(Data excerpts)
----------------------------------------

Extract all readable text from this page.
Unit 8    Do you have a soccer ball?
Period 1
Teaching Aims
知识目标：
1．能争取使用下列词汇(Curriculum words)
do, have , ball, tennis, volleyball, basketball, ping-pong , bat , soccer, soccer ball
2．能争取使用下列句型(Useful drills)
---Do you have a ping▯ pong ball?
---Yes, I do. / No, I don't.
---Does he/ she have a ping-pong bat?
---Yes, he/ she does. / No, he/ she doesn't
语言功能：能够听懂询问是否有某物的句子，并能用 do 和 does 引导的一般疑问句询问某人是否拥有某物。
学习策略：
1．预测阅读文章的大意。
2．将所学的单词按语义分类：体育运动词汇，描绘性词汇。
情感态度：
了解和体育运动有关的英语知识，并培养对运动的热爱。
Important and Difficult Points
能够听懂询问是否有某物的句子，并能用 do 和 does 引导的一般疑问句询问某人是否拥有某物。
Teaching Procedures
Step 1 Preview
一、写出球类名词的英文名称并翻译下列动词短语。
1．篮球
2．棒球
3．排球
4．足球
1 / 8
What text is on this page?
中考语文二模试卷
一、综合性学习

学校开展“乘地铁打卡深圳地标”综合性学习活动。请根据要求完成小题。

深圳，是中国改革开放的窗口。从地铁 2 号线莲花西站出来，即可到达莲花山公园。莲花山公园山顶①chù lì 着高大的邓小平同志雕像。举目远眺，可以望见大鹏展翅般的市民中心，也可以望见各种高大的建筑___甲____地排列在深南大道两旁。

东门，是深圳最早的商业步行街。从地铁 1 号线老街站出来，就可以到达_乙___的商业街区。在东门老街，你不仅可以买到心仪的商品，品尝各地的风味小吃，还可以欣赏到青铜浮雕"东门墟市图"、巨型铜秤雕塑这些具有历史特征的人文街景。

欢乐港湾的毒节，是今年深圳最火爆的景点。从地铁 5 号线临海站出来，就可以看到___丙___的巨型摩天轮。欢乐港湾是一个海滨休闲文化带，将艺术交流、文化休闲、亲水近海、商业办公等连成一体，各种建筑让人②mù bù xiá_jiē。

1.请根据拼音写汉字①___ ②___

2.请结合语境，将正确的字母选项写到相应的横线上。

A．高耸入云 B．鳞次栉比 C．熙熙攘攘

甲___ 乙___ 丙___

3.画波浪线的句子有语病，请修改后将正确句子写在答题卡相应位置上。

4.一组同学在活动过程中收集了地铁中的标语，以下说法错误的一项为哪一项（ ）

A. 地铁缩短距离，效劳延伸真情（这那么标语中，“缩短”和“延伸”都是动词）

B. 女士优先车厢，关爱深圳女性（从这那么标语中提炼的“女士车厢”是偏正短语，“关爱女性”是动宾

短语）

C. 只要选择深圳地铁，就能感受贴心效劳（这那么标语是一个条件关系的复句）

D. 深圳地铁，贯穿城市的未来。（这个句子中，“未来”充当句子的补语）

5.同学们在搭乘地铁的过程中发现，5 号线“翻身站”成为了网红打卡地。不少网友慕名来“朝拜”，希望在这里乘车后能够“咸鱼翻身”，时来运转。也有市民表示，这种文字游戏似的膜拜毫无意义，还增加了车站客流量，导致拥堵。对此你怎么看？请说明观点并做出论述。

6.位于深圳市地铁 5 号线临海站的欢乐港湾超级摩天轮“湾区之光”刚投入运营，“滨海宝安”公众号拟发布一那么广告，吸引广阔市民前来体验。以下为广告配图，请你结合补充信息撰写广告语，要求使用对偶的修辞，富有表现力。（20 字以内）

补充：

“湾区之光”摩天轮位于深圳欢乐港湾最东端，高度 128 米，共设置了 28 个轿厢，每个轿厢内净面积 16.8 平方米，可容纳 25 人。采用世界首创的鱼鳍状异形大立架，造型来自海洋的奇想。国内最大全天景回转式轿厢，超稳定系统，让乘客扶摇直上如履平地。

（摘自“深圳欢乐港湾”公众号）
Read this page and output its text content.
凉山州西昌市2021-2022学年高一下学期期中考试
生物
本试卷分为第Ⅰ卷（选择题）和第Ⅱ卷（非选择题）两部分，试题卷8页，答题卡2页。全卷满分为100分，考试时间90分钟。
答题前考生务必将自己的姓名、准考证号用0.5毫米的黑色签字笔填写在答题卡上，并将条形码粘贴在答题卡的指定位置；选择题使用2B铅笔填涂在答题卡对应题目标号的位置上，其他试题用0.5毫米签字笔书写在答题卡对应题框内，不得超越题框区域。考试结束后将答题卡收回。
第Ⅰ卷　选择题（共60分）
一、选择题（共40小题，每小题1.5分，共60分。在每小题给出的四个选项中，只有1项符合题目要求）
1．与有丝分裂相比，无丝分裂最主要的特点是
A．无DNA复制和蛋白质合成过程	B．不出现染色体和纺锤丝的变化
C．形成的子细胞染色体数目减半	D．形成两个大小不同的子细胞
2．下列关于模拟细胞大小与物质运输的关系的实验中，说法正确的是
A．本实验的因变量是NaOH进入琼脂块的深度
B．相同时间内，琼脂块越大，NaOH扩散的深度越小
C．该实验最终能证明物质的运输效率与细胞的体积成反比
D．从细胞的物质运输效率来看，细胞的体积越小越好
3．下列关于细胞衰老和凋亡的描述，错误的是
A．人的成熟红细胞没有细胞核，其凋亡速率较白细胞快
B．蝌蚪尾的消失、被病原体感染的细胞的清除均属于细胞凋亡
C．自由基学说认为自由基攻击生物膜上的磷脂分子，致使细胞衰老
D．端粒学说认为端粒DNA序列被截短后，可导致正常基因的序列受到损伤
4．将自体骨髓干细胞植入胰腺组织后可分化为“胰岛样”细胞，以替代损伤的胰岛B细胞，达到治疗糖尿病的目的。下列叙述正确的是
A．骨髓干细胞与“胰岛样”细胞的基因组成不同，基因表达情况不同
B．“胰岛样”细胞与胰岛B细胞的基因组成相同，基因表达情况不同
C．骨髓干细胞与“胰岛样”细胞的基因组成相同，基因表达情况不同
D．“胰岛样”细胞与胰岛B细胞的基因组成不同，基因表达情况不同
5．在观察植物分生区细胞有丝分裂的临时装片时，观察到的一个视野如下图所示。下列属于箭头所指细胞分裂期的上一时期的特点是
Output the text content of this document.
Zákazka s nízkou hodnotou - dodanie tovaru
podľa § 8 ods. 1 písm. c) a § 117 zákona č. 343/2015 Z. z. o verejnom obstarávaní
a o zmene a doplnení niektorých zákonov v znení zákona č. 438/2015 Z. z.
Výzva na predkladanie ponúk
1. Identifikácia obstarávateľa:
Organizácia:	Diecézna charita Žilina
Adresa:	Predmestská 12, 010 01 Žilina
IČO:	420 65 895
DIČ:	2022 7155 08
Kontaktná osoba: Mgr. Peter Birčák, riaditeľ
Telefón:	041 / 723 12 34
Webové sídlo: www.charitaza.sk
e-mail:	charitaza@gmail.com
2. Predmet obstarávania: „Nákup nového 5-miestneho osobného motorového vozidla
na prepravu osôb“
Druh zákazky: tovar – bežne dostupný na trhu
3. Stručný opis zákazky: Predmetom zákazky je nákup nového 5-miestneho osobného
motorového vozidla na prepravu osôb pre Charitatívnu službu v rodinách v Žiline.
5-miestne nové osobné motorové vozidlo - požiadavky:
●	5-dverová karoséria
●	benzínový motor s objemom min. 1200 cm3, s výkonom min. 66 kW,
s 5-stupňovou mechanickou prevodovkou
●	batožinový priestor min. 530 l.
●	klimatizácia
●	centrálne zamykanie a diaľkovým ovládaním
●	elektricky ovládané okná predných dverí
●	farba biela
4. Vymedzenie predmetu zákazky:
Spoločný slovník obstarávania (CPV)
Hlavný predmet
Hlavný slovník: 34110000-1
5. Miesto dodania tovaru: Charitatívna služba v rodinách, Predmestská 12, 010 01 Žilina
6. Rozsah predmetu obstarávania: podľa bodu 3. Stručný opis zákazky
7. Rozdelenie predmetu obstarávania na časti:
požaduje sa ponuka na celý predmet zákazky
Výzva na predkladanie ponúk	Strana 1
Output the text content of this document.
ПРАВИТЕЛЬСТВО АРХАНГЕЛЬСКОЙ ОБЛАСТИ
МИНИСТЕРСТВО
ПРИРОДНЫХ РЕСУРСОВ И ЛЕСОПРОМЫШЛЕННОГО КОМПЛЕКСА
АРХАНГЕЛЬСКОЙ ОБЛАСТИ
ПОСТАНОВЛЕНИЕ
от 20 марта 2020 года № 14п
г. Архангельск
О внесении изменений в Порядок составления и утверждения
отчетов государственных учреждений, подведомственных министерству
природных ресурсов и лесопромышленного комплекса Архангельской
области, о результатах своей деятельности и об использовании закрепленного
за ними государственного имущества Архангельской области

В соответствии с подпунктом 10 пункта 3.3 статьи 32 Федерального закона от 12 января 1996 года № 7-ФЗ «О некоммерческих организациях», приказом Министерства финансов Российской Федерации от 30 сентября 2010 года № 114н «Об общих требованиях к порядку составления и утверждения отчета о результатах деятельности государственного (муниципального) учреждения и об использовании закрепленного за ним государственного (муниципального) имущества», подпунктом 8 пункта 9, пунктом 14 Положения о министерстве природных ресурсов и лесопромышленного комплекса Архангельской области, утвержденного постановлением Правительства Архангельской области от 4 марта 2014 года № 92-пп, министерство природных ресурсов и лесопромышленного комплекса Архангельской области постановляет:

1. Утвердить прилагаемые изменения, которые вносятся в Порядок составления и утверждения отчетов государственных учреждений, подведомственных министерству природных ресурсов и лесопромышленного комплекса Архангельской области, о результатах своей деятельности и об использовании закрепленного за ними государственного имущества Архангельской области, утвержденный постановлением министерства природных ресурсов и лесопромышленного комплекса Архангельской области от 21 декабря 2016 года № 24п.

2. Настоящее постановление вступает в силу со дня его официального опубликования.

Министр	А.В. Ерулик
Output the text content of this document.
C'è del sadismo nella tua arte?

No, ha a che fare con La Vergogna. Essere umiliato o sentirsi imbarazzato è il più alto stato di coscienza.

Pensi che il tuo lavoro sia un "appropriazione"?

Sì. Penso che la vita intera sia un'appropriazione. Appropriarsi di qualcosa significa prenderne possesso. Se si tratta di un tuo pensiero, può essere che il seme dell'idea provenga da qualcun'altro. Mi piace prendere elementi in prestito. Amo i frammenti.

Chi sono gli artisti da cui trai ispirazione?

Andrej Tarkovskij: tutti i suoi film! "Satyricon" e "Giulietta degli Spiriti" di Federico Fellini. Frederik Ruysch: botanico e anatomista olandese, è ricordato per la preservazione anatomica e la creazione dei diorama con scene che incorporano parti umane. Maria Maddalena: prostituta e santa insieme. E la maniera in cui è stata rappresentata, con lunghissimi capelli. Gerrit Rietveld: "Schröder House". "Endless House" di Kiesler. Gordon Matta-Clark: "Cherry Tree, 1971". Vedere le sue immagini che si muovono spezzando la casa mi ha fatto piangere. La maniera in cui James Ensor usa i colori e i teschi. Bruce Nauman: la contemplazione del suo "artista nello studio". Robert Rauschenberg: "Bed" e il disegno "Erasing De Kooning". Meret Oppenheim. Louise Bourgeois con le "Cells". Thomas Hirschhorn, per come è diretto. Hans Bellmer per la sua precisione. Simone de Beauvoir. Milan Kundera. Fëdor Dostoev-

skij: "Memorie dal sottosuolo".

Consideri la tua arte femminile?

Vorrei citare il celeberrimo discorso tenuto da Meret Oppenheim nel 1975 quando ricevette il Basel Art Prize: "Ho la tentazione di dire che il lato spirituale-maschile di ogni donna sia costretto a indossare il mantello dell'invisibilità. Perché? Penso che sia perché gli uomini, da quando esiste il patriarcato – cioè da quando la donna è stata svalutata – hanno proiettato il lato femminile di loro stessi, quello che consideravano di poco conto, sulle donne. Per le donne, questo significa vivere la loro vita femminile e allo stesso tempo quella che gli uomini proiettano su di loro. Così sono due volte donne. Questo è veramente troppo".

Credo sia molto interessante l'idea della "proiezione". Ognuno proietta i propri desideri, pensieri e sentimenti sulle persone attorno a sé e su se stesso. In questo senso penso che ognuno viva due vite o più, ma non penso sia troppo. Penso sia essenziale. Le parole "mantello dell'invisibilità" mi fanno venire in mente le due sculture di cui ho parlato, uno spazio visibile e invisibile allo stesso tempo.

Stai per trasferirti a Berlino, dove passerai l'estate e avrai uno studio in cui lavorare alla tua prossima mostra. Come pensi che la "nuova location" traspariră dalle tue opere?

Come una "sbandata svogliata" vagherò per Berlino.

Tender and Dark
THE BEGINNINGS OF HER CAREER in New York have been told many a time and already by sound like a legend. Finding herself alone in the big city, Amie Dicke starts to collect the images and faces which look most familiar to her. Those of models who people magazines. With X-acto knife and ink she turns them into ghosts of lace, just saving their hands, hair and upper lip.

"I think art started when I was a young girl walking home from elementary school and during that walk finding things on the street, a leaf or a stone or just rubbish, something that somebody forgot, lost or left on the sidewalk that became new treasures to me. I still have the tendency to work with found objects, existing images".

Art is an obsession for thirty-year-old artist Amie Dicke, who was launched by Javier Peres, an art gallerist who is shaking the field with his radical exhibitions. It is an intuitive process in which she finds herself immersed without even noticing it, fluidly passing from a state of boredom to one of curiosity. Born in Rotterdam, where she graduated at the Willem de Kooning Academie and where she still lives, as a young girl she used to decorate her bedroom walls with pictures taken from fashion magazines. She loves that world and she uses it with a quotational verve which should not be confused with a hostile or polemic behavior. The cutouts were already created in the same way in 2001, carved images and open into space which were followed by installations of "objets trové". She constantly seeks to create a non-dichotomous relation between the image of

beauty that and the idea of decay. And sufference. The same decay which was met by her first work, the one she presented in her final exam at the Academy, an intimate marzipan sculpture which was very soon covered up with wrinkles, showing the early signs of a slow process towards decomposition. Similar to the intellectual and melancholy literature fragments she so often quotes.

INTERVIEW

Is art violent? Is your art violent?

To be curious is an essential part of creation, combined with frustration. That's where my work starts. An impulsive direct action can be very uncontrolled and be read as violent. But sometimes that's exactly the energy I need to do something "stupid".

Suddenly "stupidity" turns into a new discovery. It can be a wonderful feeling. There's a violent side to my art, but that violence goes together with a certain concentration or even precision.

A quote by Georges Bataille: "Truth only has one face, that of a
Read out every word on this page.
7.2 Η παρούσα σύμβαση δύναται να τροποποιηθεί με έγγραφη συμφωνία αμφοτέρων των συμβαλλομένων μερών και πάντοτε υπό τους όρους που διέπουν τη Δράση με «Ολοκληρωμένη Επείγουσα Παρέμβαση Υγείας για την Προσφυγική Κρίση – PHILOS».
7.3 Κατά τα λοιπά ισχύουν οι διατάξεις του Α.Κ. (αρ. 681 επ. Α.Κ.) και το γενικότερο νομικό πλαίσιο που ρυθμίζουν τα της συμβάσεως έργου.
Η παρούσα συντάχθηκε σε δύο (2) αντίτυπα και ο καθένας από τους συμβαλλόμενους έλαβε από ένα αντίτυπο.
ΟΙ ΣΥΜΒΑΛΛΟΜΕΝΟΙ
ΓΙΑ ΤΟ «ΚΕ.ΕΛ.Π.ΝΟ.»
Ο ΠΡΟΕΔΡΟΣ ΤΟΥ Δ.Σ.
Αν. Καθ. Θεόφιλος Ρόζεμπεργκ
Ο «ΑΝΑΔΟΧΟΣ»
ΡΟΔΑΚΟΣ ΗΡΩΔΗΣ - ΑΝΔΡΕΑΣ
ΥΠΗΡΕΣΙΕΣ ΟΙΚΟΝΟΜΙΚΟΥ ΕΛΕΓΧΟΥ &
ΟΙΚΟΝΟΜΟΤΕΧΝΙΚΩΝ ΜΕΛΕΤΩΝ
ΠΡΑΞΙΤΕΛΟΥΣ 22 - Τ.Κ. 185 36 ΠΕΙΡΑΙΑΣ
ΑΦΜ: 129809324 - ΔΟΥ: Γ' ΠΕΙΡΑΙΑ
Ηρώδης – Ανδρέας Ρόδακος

----------------------------------------

Task to carry out - Find every line holding the word "predkladanie"; give their count and nothing else.

Answer to this task - 2